** STATED PROBLEM **
Only the number is needed: how many lines of the records include "urządzenia"?
** START DATA FOR THIS TASK **
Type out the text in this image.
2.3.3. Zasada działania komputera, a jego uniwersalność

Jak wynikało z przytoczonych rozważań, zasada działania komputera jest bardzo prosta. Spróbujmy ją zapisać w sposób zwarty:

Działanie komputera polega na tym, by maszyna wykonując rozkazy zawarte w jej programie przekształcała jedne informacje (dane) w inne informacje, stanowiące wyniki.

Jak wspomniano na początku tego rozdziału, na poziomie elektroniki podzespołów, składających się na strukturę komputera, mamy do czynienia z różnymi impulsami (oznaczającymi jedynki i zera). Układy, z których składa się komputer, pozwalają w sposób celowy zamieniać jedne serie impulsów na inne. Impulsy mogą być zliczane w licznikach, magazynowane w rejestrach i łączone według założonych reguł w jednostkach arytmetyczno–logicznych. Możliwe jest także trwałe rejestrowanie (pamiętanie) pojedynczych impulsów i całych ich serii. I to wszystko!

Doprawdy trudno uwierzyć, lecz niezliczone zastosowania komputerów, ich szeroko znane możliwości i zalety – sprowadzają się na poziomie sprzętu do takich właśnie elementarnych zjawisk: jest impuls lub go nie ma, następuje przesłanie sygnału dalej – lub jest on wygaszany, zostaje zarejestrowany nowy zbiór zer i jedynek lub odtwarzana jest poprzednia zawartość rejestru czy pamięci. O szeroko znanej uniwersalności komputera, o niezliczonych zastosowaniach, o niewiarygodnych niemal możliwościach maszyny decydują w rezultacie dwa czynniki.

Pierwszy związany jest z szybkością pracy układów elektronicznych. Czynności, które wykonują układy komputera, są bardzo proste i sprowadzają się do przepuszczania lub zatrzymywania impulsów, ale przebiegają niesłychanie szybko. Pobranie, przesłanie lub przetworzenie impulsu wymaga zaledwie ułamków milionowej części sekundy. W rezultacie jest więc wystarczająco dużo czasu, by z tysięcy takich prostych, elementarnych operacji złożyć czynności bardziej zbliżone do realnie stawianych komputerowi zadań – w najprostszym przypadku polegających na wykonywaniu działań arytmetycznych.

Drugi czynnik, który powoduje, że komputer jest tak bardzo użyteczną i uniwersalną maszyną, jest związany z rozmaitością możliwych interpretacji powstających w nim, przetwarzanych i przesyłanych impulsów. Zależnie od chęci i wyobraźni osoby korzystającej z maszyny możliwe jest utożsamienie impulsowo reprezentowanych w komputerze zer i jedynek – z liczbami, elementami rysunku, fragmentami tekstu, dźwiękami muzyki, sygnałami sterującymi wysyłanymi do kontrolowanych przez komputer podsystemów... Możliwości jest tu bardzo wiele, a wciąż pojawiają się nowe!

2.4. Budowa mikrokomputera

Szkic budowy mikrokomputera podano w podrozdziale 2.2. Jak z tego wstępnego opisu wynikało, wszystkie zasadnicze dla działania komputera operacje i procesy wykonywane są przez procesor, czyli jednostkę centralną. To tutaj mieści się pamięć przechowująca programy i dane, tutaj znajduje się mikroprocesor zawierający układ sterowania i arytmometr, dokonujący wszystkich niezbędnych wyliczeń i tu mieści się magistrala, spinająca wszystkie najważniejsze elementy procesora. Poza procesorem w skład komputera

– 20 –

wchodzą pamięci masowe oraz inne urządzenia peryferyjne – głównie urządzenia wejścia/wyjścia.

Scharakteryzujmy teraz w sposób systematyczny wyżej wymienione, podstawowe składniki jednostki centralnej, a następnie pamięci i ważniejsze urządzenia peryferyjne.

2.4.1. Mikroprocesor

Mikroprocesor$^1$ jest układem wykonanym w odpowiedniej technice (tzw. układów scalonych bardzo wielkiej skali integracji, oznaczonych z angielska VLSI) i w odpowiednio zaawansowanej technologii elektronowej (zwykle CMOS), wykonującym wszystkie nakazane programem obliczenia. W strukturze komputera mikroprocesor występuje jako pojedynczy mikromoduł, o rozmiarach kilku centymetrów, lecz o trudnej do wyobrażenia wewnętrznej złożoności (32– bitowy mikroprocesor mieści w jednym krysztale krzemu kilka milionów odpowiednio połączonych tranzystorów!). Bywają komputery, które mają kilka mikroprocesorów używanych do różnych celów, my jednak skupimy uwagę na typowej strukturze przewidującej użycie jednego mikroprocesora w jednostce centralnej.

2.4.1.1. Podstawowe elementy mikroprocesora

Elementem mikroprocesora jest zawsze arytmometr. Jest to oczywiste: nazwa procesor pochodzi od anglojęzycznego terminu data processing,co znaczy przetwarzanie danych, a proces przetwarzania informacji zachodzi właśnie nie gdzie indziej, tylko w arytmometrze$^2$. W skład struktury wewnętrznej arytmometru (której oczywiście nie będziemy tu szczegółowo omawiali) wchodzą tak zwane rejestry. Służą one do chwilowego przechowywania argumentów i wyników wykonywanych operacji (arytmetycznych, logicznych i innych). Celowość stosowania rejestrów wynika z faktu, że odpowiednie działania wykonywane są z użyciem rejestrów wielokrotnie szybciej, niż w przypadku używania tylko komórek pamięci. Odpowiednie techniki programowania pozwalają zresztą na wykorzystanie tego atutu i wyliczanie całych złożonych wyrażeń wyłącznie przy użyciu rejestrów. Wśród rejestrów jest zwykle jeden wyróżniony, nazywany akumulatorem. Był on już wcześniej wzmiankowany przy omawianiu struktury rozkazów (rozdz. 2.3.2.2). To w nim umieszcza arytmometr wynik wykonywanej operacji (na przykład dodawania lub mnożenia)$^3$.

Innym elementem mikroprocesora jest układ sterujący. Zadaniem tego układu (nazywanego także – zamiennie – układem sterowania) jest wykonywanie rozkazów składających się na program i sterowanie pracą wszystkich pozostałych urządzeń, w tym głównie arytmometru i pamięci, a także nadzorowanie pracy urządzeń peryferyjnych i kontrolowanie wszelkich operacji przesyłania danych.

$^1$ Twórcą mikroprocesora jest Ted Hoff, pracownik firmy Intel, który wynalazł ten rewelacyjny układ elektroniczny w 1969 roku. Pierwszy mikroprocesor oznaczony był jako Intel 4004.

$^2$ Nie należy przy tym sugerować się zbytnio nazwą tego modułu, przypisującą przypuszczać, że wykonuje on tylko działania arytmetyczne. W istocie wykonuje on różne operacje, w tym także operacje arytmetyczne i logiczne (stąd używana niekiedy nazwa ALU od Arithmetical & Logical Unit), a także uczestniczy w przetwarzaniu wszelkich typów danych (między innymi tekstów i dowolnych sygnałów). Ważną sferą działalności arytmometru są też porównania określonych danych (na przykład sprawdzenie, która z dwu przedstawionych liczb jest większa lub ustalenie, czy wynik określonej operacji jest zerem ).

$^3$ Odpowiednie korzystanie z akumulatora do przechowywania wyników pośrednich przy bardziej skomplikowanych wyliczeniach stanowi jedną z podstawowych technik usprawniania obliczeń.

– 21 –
** END DATA FOR THIS TASK **
** EXPECTED OUTPUT **
2